**Records shown**
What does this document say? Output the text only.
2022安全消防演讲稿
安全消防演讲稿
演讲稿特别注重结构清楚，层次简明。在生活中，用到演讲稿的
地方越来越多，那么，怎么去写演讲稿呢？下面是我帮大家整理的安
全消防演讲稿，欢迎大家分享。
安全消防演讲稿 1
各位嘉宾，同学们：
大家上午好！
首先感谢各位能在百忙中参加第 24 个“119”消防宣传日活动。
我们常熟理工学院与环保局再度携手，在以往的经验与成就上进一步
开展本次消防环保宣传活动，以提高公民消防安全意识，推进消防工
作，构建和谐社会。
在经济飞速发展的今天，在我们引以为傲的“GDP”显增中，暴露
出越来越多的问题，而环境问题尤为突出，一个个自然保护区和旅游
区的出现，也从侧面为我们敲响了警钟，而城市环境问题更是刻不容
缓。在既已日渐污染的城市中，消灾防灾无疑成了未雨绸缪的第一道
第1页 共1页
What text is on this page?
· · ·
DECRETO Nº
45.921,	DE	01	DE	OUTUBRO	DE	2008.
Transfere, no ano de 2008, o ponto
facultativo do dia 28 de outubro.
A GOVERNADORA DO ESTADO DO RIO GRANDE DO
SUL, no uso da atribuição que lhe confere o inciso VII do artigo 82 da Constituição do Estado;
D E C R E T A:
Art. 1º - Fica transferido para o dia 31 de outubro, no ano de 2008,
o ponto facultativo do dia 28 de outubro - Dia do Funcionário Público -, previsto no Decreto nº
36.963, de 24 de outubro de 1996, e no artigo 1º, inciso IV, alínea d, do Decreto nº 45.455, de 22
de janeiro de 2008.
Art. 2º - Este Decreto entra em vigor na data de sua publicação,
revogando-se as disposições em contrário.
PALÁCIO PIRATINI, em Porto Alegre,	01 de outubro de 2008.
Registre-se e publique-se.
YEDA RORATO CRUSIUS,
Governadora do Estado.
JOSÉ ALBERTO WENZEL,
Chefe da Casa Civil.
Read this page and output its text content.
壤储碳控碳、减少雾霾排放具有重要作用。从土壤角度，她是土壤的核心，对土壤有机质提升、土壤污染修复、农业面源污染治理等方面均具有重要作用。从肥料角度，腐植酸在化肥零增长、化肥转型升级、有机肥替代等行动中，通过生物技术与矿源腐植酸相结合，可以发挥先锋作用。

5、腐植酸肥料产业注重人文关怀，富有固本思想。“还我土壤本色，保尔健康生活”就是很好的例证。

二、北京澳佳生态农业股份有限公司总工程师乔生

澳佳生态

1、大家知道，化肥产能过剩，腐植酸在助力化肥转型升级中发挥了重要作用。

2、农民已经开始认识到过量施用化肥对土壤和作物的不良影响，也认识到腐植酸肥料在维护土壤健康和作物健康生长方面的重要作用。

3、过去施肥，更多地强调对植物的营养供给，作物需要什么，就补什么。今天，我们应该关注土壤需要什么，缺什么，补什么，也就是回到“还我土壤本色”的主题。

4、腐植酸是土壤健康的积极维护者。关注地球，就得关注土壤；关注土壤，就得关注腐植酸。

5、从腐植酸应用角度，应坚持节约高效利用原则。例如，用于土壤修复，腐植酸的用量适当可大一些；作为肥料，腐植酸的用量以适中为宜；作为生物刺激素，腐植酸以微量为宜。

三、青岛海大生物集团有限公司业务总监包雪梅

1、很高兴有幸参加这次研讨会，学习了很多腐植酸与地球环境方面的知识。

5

**Exercise aim**
Reproduce only the lines running from the one with "Read this page and output its text content." through the final line of the listing above, both ends included.

**Task result**
Read this page and output its text content.
壤储碳控碳、减少雾霾排放具有重要作用。从土壤角度，她是土壤的核心，对土壤有机质提升、土壤污染修复、农业面源污染治理等方面均具有重要作用。从肥料角度，腐植酸在化肥零增长、化肥转型升级、有机肥替代等行动中，通过生物技术与矿源腐植酸相结合，可以发挥先锋作用。

5、腐植酸肥料产业注重人文关怀，富有固本思想。“还我土壤本色，保尔健康生活”就是很好的例证。

二、北京澳佳生态农业股份有限公司总工程师乔生

澳佳生态

1、大家知道，化肥产能过剩，腐植酸在助力化肥转型升级中发挥了重要作用。

2、农民已经开始认识到过量施用化肥对土壤和作物的不良影响，也认识到腐植酸肥料在维护土壤健康和作物健康生长方面的重要作用。

3、过去施肥，更多地强调对植物的营养供给，作物需要什么，就补什么。今天，我们应该关注土壤需要什么，缺什么，补什么，也就是回到“还我土壤本色”的主题。

4、腐植酸是土壤健康的积极维护者。关注地球，就得关注土壤；关注土壤，就得关注腐植酸。

5、从腐植酸应用角度，应坚持节约高效利用原则。例如，用于土壤修复，腐植酸的用量适当可大一些；作为肥料，腐植酸的用量以适中为宜；作为生物刺激素，腐植酸以微量为宜。

三、青岛海大生物集团有限公司业务总监包雪梅

1、很高兴有幸参加这次研讨会，学习了很多腐植酸与地球环境方面的知识。

5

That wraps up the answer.